## Stored entries:

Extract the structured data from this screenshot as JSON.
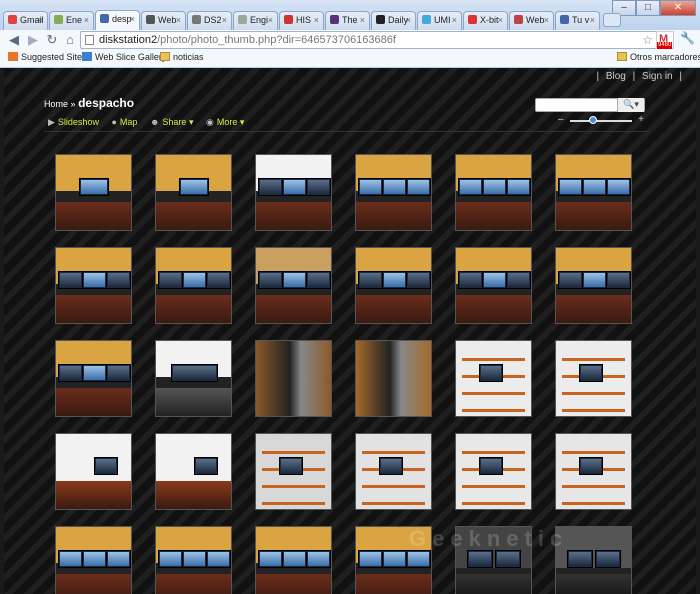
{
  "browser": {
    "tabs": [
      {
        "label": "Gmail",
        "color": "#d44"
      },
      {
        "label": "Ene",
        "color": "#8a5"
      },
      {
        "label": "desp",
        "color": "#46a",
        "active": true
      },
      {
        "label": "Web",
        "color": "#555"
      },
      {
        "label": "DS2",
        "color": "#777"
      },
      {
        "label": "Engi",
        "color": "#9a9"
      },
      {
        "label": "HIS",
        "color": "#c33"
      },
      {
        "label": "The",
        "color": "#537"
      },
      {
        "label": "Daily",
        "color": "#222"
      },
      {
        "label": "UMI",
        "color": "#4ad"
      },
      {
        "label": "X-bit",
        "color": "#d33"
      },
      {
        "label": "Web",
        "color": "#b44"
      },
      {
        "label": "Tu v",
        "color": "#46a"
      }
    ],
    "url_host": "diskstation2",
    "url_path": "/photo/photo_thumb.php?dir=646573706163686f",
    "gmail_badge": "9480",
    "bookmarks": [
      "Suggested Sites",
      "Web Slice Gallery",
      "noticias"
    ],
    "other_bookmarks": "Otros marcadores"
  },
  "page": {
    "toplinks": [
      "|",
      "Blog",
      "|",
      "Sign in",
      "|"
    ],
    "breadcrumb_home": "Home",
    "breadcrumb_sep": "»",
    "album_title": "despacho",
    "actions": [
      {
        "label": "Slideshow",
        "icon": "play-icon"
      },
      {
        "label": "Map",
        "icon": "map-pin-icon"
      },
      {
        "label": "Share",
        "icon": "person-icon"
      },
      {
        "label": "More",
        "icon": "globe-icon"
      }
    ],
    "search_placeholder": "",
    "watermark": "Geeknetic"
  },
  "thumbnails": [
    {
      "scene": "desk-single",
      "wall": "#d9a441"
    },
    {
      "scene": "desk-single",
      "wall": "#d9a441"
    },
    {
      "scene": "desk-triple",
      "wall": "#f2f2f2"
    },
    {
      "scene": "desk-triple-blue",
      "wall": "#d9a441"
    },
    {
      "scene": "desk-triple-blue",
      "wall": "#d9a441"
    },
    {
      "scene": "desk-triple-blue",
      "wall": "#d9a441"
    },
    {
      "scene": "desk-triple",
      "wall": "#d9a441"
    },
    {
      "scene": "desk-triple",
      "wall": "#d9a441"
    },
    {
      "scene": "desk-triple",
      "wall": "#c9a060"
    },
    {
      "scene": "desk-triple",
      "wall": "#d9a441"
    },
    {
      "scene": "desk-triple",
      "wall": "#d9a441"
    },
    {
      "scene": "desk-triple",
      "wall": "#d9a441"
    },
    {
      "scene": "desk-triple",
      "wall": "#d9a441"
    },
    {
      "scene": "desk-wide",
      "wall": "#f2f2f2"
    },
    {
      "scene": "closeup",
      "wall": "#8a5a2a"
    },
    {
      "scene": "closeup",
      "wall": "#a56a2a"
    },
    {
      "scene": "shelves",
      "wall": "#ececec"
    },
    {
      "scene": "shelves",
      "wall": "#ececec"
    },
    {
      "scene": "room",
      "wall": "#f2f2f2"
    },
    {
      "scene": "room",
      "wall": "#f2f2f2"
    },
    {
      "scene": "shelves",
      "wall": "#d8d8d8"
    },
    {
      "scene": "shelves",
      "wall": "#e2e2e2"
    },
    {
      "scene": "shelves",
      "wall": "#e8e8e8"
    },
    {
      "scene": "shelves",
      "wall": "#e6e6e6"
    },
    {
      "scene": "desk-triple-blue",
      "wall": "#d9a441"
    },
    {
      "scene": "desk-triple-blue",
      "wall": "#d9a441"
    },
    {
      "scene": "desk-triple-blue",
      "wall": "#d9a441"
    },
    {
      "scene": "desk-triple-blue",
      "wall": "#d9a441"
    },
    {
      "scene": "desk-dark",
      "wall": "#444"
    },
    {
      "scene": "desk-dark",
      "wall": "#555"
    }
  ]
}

## SHORT TASK:
How many lines in these entries hold the string "icon"? Answer with the number alone.

## COMPLETED TASK:
4